##### Given data #####

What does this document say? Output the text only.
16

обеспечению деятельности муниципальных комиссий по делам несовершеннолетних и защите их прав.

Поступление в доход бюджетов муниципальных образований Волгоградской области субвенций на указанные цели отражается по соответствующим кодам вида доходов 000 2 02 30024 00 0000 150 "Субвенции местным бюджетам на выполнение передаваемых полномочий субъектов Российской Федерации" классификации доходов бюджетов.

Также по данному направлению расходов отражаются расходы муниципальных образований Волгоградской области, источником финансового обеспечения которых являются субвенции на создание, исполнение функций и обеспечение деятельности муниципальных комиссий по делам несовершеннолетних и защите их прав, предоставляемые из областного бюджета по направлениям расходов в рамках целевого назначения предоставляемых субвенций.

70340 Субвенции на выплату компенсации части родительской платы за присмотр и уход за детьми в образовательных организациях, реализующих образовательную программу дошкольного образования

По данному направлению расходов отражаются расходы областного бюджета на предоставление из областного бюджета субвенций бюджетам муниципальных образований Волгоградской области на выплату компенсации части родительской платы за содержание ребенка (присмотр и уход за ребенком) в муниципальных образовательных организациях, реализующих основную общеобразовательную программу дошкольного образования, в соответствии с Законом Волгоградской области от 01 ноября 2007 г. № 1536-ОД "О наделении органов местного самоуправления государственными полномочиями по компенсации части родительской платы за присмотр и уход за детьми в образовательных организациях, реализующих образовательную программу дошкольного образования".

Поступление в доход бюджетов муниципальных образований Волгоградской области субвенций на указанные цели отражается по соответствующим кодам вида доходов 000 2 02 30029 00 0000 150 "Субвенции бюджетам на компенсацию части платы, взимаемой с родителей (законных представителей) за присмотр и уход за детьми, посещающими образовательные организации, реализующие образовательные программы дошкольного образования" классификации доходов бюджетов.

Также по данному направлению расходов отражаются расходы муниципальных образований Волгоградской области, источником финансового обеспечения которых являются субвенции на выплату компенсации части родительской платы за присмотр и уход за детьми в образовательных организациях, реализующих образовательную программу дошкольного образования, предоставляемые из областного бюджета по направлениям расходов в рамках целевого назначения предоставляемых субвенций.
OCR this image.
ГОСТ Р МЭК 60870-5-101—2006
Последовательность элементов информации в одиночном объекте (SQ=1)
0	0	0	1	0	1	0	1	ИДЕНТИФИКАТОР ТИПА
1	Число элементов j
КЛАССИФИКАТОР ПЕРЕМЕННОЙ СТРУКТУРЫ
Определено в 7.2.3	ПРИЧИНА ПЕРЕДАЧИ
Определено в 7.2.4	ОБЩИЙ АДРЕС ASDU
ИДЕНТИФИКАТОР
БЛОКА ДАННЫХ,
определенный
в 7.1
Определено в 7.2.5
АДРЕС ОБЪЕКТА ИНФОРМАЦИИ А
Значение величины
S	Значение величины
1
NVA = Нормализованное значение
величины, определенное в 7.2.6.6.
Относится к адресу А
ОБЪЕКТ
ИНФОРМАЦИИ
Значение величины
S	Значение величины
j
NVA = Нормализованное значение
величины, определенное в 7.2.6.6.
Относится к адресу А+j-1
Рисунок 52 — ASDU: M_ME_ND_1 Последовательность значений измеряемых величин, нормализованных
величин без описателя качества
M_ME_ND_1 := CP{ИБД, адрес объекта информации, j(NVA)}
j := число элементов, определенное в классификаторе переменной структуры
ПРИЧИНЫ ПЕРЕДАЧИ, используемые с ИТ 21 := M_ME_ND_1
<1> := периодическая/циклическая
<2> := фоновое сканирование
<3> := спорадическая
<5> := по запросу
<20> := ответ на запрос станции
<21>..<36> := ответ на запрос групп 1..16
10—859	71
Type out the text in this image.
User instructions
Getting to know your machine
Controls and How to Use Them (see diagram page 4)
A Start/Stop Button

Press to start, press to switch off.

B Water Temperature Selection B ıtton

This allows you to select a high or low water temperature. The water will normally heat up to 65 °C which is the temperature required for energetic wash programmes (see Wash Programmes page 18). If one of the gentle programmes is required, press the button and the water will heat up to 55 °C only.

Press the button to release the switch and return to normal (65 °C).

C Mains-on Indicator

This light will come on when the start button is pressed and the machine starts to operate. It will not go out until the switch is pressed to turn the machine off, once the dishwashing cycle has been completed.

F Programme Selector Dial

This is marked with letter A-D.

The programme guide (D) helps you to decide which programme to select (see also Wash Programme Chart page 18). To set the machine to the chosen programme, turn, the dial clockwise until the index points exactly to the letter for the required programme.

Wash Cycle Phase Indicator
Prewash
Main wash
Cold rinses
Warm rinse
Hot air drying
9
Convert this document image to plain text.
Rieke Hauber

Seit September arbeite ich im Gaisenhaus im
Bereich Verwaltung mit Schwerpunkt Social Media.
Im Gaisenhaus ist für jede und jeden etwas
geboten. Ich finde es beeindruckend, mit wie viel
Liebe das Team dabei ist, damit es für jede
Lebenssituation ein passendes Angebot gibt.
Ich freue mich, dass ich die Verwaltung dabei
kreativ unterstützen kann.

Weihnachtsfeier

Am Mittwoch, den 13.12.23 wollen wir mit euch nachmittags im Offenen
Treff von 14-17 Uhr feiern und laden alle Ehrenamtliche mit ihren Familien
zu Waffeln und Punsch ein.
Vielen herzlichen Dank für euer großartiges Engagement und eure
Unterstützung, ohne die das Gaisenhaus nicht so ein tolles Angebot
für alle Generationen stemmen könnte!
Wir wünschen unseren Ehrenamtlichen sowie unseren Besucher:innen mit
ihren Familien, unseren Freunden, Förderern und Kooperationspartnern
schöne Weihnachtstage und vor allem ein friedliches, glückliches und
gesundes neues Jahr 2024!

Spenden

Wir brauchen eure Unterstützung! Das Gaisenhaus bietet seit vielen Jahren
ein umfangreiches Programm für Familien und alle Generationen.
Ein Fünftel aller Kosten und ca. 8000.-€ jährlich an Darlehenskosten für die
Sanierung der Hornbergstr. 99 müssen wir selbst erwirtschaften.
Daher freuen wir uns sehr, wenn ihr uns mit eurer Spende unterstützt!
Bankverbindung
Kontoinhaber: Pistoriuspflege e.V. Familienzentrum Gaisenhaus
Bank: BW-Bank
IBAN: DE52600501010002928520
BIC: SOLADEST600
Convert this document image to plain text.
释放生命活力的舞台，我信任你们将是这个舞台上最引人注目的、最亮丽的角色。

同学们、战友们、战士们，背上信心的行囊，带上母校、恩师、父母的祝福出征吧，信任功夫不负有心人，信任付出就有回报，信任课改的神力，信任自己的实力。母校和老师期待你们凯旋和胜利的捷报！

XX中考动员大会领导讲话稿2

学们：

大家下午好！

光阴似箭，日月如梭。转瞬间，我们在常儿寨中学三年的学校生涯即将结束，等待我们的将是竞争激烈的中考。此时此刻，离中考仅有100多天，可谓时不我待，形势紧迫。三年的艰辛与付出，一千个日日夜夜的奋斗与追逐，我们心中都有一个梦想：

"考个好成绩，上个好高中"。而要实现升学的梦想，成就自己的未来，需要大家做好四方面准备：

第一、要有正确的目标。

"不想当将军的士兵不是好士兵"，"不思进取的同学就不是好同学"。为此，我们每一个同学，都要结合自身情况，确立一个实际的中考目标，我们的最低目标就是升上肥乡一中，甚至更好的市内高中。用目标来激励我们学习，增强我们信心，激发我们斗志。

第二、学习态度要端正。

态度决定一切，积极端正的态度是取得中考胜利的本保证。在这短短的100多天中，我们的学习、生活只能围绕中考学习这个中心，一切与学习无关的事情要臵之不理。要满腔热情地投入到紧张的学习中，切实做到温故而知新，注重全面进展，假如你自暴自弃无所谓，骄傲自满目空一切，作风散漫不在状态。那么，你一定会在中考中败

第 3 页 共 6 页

#####

Exercise details -
Check each line of the entries for the string "предоставляемых". Copy the lines that have it.

Problem solution -
Также по данному направлению расходов отражаются расходы муниципальных образований Волгоградской области, источником финансового обеспечения которых являются субвенции на создание, исполнение функций и обеспечение деятельности муниципальных комиссий по делам несовершеннолетних и защите их прав, предоставляемые из областного бюджета по направлениям расходов в рамках целевого назначения предоставляемых субвенций.
Также по данному направлению расходов отражаются расходы муниципальных образований Волгоградской области, источником финансового обеспечения которых являются субвенции на выплату компенсации части родительской платы за присмотр и уход за детьми в образовательных организациях, реализующих образовательную программу дошкольного образования, предоставляемые из областного бюджета по направлениям расходов в рамках целевого назначения предоставляемых субвенций.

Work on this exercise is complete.